### Work required
Pull out every line in the data that has the string "JSON" in it.

Extracted records:
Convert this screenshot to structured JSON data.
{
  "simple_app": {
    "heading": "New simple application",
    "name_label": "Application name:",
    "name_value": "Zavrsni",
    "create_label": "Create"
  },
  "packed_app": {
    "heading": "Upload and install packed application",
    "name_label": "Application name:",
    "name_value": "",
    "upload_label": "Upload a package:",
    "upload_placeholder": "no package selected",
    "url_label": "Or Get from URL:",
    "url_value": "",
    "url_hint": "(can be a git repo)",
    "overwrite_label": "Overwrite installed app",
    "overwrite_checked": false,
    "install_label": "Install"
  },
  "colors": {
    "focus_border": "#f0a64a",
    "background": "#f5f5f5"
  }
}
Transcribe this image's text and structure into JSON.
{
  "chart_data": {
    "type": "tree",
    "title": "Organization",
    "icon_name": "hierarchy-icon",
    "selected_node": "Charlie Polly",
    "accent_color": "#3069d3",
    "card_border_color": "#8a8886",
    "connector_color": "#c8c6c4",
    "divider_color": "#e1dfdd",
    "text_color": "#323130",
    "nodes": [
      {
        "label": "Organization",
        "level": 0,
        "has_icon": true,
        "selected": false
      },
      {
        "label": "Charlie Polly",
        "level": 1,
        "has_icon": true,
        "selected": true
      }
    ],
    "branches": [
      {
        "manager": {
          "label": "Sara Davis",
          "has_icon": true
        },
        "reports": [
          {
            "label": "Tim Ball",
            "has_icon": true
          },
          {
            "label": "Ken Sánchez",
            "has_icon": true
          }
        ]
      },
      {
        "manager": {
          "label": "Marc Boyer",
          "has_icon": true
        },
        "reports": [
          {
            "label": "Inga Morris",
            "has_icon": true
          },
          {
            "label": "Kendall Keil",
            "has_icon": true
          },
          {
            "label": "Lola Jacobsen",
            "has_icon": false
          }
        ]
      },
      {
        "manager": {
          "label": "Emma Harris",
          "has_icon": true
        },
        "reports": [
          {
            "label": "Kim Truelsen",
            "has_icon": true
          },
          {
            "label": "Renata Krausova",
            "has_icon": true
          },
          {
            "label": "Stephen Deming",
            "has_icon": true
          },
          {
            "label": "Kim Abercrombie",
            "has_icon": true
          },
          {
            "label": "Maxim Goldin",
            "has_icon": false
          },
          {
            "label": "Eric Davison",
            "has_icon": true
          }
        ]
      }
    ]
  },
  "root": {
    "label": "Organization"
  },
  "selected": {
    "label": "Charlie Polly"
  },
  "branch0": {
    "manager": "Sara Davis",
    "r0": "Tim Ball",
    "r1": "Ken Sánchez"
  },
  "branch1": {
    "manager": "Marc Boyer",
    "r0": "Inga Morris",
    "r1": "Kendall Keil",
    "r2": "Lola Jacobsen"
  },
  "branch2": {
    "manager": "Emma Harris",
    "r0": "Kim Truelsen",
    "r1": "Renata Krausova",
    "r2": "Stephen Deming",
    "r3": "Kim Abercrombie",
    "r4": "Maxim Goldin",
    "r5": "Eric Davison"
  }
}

### Output of the task
Convert this screenshot to structured JSON data.
Transcribe this image's text and structure into JSON.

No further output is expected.